- [Set task]
Pick out each line containing the string "name" and copy it.

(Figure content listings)

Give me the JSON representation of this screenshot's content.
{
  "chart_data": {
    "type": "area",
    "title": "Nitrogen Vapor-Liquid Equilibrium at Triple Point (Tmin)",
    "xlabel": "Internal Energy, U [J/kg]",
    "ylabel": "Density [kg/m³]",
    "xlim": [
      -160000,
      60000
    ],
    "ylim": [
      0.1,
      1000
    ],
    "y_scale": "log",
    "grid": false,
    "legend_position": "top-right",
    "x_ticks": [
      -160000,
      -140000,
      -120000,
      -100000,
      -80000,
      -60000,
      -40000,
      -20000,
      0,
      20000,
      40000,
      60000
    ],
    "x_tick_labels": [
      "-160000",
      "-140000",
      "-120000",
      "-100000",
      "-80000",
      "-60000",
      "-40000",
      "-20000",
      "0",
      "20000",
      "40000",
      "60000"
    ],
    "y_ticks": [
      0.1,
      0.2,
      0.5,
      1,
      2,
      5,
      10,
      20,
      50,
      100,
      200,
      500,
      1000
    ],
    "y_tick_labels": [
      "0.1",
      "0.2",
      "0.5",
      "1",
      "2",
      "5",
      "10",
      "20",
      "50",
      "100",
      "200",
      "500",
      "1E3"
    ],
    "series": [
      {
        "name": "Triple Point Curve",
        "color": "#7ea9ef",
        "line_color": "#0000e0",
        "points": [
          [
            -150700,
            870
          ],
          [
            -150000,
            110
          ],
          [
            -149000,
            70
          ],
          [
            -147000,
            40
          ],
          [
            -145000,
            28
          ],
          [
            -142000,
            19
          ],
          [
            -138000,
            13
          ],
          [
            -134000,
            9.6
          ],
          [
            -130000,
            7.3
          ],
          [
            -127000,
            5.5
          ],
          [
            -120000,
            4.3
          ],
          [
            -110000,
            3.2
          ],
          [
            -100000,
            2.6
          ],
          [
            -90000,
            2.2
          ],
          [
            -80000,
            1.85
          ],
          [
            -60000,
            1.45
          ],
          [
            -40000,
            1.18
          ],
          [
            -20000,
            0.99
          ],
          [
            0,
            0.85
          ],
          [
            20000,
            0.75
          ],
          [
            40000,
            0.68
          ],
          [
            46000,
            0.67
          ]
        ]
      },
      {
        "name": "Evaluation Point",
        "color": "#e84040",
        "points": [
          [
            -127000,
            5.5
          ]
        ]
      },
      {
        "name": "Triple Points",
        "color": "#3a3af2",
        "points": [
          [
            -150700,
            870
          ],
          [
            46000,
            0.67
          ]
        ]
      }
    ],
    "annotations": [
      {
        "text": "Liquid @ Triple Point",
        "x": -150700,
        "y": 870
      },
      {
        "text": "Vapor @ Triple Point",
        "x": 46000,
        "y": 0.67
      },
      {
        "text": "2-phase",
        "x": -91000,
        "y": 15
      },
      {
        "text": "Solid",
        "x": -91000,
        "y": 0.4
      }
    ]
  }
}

- [Result]
        "name": "Triple Point Curve",
        "name": "Evaluation Point",
        "name": "Triple Points",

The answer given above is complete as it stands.